**DATASET ROWS**
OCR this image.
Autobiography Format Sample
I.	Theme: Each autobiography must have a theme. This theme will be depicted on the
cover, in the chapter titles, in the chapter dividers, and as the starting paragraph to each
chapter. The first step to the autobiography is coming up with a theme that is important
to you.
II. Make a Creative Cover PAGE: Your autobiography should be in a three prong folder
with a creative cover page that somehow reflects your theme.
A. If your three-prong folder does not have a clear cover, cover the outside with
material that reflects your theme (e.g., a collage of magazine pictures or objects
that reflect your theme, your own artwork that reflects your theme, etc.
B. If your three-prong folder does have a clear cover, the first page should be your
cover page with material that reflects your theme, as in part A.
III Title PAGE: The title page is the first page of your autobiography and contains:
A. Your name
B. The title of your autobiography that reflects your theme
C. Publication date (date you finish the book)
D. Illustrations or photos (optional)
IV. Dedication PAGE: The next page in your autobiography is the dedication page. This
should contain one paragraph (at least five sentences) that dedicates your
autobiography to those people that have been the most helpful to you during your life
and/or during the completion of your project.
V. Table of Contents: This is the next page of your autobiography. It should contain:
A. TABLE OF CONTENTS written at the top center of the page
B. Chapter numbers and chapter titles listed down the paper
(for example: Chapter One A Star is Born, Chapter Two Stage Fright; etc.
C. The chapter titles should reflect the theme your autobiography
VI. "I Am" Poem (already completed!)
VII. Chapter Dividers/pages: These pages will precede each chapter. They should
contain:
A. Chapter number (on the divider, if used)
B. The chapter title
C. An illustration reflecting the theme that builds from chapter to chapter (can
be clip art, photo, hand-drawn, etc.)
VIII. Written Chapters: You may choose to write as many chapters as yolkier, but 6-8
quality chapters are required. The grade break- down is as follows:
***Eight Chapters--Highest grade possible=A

**PROBLEM TO SOLVE**
Every line of the data above should be copied exactly.

**SOLUTION TO THIS TASK**
OCR this image.
Autobiography Format Sample
I.	Theme: Each autobiography must have a theme. This theme will be depicted on the
cover, in the chapter titles, in the chapter dividers, and as the starting paragraph to each
chapter. The first step to the autobiography is coming up with a theme that is important
to you.
II. Make a Creative Cover PAGE: Your autobiography should be in a three prong folder
with a creative cover page that somehow reflects your theme.
A. If your three-prong folder does not have a clear cover, cover the outside with
material that reflects your theme (e.g., a collage of magazine pictures or objects
that reflect your theme, your own artwork that reflects your theme, etc.
B. If your three-prong folder does have a clear cover, the first page should be your
cover page with material that reflects your theme, as in part A.
III Title PAGE: The title page is the first page of your autobiography and contains:
A. Your name
B. The title of your autobiography that reflects your theme
C. Publication date (date you finish the book)
D. Illustrations or photos (optional)
IV. Dedication PAGE: The next page in your autobiography is the dedication page. This
should contain one paragraph (at least five sentences) that dedicates your
autobiography to those people that have been the most helpful to you during your life
and/or during the completion of your project.
V. Table of Contents: This is the next page of your autobiography. It should contain:
A. TABLE OF CONTENTS written at the top center of the page
B. Chapter numbers and chapter titles listed down the paper
(for example: Chapter One A Star is Born, Chapter Two Stage Fright; etc.
C. The chapter titles should reflect the theme your autobiography
VI. "I Am" Poem (already completed!)
VII. Chapter Dividers/pages: These pages will precede each chapter. They should
contain:
A. Chapter number (on the divider, if used)
B. The chapter title
C. An illustration reflecting the theme that builds from chapter to chapter (can
be clip art, photo, hand-drawn, etc.)
VIII. Written Chapters: You may choose to write as many chapters as yolkier, but 6-8
quality chapters are required. The grade break- down is as follows:
***Eight Chapters--Highest grade possible=A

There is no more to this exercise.